§ What you need to do:
Say how many lines of the material below contain the word "Contains", with no other words.

§ Data records:
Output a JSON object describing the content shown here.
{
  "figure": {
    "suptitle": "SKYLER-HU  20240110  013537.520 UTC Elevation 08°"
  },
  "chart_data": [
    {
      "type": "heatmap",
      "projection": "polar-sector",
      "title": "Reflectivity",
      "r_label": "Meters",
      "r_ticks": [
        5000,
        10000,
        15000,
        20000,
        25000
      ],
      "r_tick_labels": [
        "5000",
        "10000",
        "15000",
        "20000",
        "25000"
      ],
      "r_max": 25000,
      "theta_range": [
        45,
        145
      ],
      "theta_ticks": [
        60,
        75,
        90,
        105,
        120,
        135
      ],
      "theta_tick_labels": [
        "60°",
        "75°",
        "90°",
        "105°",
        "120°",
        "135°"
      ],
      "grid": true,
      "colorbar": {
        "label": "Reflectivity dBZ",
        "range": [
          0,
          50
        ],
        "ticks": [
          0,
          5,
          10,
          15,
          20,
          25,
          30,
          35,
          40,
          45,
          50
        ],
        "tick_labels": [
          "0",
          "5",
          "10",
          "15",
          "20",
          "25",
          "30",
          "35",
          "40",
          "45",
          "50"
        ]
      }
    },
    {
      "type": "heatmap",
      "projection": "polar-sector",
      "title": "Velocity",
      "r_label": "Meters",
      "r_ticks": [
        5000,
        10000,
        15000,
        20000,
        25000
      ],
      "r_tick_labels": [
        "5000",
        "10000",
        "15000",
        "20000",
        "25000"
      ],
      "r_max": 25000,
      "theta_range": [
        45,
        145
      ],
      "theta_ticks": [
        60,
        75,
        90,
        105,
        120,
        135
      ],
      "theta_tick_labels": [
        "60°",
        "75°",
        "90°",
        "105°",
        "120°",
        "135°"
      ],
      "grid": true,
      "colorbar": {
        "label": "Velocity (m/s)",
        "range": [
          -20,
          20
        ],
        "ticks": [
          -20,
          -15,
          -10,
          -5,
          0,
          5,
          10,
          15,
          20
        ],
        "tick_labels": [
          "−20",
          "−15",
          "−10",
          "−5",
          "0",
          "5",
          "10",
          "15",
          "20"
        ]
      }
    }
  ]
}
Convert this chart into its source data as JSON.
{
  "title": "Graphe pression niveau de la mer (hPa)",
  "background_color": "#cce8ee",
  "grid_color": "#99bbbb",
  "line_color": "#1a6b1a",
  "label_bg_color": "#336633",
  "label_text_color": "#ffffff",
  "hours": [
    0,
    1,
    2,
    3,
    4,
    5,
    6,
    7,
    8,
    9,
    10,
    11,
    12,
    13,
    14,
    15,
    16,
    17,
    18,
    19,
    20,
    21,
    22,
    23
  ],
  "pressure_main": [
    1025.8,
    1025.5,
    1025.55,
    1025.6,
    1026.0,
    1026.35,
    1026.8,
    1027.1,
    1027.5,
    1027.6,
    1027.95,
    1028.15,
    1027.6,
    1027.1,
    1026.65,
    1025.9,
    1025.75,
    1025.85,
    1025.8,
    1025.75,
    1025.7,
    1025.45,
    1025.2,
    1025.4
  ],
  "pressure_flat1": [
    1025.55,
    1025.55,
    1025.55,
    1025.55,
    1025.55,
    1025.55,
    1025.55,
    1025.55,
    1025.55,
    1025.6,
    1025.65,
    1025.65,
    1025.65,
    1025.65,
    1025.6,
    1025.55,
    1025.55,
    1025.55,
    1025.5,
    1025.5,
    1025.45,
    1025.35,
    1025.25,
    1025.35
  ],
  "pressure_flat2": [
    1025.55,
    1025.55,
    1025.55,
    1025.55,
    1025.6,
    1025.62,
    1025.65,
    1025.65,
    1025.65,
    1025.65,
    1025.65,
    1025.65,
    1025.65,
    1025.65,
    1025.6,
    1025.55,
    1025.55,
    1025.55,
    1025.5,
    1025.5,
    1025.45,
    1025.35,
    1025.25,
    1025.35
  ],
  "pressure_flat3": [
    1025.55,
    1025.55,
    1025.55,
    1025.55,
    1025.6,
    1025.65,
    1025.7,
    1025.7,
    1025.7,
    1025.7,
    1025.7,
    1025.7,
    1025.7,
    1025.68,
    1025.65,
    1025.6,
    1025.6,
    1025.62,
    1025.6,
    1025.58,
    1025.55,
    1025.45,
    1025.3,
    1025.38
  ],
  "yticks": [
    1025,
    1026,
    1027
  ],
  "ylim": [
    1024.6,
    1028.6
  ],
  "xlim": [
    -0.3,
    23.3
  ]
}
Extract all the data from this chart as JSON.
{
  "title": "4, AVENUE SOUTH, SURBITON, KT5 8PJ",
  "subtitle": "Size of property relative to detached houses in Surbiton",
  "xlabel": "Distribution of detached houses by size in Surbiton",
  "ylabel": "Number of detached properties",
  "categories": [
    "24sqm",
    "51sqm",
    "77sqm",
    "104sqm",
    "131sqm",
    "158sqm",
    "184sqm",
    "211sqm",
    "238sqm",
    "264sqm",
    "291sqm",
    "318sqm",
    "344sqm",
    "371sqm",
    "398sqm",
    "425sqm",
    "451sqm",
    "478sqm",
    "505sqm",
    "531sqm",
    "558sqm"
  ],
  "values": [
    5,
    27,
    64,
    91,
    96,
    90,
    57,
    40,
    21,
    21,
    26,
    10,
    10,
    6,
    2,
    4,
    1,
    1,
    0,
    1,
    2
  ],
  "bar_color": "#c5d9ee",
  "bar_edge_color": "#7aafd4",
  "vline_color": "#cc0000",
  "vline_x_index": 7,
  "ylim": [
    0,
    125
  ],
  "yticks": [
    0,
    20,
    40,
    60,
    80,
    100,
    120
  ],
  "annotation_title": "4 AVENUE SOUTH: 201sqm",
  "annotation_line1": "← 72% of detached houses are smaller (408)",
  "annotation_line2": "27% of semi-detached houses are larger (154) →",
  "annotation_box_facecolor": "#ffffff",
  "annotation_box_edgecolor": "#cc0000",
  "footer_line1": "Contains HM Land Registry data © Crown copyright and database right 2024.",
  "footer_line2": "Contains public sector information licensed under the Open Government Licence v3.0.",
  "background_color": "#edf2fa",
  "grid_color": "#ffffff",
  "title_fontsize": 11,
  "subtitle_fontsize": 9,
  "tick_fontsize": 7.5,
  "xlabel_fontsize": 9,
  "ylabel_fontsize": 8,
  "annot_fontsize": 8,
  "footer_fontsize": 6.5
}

§ Written solution:
2